▶ [Tekstfragment]:
De afgelopen weken vulde ik met klusjes en opruimen. Die dingen die al maanden, zo niet jaren, op verschillende plekken in huis lagen te wachten op ‘ooit’ of ‘later’…om er iets mee te doen of te lezen wanneer ik daar tijd voor zou hebben. Dus…als niet nu, wanneer dan? En dat ruimt lekker op zeg! Het viel me namelijk op dat er veel dingen op die ‘te-doen-lijstjes’ bestaat uit zaken die ik liever voor me uit schoof, omdat ik er geen ruimte voor voelde of omdat ik er simpelweg geen zin in had. Van veel van die dingen vroeg ik me af waarom ik ze in hemelsnaam had bewaard. Blijkbaar vanuit een bepaalde overtuiging, dat ik ergens nog beter in moest worden, dat ik nog niet goed genoeg ben, niet genoeg weet of kan… Niet omdat ik er echt nieuwsgierig naar was. Er ging dus ook een hoop gewoon weg, zonder er iets mee te doen.

Wat ben ik mezelf tegengekomen zeg! Ik merkte dat er een groot verschil is tussen wie ik wil zijn, en wie ik echt ben. Zeker in de relatie met mijn kinderen. Ik wil graag die moeder zijn met eindeloos veel geduld, die alles geweldloos kan communiceren. Maar in werkelijkheid was ik de afgelopen weken ook vaak niet in staat om geduld op te brengen en barstte ik soms in alle onredelijkheid tegen ze uit als er iets niet ging zoals ik het graag wil. Het vraagt om loslaten, van het ideaalbeeld dat ik mezelf opleg. ‘Ik ben genoeg, ik doe genoeg, ik heb genoeg’ is de mantra die ik oefen.

▶ [De opdrachten]:
A - Geef voor elke bewering aan of die klopt met het tekstfragment. Antwoord telkens met ja of nee en citeer de woorden uit de tekst die de doorslag geven. (i) De ik-persoon heeft alles wat bewaard was eerst gebruikt of gelezen voordat het wegging. (ii) De ik-persoon wil een moeder zijn met eindeloos veel geduld. (iii) De mantra die de ik-persoon oefent, luidt: ‘Ik ben genoeg, ik doe genoeg, ik heb genoeg’.
B - Vertaal deze zin uit het tekstfragment in het Engels: "Ik merkte dat er een groot verschil is tussen wie ik wil zijn, en wie ik echt ben."

[Fragmenten uit een set lay-outannotaties]
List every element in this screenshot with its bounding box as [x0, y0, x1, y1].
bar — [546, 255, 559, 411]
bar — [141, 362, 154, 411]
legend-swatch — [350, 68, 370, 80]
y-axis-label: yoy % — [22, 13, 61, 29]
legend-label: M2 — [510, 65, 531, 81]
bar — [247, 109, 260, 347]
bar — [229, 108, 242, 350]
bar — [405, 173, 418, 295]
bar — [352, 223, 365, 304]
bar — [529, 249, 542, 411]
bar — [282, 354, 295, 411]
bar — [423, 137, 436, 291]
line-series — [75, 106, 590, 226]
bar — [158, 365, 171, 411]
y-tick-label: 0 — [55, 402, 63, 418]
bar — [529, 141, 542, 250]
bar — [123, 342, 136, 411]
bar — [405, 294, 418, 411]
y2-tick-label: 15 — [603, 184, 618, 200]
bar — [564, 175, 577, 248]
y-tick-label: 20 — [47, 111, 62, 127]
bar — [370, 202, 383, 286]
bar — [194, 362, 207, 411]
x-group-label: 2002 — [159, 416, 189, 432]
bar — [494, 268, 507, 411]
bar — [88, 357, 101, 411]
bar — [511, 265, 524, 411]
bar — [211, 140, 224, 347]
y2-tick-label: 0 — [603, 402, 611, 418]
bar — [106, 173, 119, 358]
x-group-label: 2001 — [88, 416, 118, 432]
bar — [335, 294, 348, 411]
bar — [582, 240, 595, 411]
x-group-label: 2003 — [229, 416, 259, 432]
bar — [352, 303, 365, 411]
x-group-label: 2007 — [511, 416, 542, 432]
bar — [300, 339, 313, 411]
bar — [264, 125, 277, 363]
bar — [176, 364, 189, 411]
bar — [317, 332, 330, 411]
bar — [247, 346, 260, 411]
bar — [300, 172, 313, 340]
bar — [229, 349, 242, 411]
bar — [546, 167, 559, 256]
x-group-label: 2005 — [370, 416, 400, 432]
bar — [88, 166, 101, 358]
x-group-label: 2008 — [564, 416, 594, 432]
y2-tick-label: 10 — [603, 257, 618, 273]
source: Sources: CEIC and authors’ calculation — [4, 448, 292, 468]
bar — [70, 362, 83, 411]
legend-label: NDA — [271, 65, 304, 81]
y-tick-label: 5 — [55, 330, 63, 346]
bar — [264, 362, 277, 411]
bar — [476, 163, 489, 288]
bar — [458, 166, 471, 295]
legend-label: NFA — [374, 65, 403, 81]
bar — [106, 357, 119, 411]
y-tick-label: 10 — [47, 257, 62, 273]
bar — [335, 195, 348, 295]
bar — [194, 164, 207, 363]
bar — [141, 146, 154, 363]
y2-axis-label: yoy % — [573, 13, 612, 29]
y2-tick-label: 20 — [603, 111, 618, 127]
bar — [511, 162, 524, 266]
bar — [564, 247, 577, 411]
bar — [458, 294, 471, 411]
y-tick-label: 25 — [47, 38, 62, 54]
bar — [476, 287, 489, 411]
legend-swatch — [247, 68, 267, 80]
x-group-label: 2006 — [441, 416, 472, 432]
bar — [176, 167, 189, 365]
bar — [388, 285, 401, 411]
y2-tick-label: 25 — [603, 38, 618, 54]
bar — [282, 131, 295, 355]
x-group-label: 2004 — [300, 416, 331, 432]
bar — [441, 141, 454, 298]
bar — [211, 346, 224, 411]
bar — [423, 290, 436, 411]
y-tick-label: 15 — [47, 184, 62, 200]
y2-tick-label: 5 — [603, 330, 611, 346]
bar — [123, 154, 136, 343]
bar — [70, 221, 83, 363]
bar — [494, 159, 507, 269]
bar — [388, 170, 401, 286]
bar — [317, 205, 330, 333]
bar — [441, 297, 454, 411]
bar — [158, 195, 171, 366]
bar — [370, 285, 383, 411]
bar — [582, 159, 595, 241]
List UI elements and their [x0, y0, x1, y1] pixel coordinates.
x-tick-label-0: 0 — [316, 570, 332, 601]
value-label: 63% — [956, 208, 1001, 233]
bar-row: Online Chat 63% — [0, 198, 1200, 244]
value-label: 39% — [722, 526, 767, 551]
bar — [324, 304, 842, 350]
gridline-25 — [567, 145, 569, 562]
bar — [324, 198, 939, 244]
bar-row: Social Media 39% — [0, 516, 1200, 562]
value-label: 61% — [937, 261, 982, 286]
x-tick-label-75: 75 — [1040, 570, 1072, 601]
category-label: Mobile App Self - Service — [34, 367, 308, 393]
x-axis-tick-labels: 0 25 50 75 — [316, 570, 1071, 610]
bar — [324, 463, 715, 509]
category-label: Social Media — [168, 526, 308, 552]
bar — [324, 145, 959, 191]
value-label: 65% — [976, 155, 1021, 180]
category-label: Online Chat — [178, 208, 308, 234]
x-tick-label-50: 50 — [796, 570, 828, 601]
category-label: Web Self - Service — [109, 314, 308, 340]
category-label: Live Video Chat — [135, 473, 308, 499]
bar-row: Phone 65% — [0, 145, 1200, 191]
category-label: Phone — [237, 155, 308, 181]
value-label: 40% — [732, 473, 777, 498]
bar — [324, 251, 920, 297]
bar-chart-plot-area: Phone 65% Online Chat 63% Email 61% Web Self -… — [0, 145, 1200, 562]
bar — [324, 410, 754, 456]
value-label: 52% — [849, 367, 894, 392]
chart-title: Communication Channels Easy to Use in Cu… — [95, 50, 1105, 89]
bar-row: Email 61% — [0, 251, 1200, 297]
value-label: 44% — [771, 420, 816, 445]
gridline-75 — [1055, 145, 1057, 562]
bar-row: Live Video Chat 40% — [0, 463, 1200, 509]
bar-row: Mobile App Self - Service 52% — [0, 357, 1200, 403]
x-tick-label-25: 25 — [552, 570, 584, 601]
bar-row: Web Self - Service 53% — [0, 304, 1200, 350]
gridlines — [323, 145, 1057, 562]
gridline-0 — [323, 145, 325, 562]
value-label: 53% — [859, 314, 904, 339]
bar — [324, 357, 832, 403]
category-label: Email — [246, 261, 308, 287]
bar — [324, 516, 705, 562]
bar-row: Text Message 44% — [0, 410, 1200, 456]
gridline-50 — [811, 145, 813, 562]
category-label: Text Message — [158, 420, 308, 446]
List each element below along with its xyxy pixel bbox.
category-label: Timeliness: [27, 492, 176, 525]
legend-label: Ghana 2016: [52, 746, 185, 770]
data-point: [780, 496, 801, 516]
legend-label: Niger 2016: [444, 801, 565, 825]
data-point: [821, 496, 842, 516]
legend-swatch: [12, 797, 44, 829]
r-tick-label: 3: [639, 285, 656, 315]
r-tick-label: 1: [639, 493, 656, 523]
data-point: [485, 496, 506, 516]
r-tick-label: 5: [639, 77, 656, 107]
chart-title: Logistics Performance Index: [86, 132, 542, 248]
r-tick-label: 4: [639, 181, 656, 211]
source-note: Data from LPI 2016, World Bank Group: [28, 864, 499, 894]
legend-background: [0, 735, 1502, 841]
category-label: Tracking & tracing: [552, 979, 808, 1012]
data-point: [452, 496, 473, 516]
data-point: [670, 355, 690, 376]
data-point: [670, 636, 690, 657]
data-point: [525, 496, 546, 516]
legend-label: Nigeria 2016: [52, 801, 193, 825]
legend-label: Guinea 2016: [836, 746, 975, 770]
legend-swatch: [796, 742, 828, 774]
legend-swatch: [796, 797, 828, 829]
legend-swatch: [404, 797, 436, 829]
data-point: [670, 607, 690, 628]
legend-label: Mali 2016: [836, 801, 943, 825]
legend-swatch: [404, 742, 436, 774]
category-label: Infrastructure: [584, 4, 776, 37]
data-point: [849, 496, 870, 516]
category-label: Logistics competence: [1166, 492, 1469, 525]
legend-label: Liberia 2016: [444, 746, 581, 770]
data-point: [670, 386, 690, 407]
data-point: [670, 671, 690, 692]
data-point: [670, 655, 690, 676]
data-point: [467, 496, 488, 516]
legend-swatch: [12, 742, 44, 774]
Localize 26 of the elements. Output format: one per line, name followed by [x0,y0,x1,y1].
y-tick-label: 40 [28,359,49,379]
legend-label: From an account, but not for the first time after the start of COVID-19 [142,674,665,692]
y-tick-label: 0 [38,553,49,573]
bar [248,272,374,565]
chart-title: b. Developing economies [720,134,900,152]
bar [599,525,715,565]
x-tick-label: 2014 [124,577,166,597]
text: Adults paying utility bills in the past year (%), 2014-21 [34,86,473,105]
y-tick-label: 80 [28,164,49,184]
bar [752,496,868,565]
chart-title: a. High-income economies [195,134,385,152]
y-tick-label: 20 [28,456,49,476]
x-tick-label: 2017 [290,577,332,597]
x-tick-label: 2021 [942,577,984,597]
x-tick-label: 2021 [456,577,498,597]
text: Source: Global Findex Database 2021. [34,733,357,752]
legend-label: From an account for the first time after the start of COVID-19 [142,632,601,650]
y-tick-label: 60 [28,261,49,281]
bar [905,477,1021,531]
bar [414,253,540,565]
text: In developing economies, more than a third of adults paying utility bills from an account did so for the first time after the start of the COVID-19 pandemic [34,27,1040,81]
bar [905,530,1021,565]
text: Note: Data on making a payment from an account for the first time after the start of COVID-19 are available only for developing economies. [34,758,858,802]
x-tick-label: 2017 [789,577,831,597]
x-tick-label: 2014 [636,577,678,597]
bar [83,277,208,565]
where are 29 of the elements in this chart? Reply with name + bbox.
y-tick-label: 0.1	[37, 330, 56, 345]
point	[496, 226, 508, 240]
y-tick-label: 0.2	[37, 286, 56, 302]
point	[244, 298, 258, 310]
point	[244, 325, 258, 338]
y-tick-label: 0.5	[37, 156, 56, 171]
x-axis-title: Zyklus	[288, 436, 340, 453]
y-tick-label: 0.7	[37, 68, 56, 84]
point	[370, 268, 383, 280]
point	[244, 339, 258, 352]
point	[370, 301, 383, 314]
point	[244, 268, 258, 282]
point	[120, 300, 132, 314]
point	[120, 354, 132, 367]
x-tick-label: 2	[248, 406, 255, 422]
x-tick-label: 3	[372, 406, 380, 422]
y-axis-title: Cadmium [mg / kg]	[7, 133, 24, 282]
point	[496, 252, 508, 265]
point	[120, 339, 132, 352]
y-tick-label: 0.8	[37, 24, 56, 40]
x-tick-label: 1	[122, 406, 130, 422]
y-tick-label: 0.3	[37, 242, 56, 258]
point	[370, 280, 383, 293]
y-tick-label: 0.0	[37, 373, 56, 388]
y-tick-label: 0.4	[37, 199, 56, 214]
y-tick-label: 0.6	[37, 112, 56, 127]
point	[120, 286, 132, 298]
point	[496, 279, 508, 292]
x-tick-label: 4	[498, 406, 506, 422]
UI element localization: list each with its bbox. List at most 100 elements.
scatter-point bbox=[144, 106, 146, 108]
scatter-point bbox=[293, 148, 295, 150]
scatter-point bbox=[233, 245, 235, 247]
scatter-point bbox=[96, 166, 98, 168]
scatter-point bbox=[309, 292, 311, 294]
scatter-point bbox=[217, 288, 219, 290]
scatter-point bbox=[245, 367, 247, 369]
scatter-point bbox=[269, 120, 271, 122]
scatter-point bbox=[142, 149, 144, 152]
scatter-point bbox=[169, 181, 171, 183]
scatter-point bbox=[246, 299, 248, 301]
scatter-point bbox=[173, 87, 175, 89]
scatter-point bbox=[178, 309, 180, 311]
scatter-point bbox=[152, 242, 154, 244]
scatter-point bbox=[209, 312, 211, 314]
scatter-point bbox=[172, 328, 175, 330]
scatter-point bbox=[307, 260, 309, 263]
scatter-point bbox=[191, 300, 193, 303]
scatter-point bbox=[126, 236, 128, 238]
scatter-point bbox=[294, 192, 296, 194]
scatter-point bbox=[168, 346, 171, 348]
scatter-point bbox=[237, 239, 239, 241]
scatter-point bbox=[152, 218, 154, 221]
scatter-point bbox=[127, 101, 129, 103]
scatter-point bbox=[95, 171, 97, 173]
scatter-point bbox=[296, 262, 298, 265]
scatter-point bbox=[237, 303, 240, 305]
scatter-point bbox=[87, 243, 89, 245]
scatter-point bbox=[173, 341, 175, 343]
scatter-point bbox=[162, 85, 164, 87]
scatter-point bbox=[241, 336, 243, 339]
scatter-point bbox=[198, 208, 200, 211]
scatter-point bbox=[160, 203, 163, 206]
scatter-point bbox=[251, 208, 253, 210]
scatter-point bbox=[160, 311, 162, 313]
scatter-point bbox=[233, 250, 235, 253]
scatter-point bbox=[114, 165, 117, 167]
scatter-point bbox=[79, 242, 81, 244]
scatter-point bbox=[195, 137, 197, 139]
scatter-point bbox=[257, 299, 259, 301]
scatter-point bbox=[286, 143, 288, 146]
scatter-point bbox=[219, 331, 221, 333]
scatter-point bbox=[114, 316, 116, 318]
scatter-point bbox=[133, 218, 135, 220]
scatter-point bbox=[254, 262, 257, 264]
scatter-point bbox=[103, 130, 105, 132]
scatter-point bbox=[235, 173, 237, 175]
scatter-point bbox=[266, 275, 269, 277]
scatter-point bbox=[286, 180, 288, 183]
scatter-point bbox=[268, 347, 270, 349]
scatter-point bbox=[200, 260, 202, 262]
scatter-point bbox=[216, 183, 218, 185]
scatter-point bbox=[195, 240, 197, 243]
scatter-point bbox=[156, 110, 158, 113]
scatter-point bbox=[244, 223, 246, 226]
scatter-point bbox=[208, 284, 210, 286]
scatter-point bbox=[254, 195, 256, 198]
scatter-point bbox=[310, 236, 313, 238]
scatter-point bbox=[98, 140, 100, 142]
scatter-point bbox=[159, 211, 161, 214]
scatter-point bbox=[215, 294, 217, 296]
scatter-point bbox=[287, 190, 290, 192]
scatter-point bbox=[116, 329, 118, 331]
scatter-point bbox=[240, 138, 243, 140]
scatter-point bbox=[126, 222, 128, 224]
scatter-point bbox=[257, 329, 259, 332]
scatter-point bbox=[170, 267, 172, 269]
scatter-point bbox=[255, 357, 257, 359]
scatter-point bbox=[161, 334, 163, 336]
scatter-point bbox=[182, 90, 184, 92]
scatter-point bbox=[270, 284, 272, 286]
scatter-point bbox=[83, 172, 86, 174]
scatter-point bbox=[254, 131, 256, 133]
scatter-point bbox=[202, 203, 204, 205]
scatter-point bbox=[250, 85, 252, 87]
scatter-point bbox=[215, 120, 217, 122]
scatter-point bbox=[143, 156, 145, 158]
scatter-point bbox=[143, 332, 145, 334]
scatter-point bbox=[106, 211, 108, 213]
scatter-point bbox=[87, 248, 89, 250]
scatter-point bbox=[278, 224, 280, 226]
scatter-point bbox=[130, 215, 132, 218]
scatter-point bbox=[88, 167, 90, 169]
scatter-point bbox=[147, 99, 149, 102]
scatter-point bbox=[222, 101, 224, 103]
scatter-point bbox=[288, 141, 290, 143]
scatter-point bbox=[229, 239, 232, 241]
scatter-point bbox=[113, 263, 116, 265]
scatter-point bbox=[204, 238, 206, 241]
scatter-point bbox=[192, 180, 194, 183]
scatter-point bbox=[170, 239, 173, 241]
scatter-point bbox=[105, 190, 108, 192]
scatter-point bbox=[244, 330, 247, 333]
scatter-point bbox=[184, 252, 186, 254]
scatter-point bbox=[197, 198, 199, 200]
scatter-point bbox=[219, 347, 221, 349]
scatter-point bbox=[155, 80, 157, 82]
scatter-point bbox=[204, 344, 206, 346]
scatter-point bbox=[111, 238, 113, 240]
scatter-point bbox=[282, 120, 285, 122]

▶ [Gegeven antwoorden]:
A -
(i) Nee: "Er ging dus ook een hoop gewoon weg, zonder er iets mee te doen."
(ii) Ja: "Ik wil graag die moeder zijn met eindeloos veel geduld, die alles geweldloos kan communiceren."
(iii) Ja: "‘Ik ben genoeg, ik doe genoeg, ik heb genoeg’ is de mantra die ik oefen."

B - I noticed that there is a big difference between who I want to be and who I really am.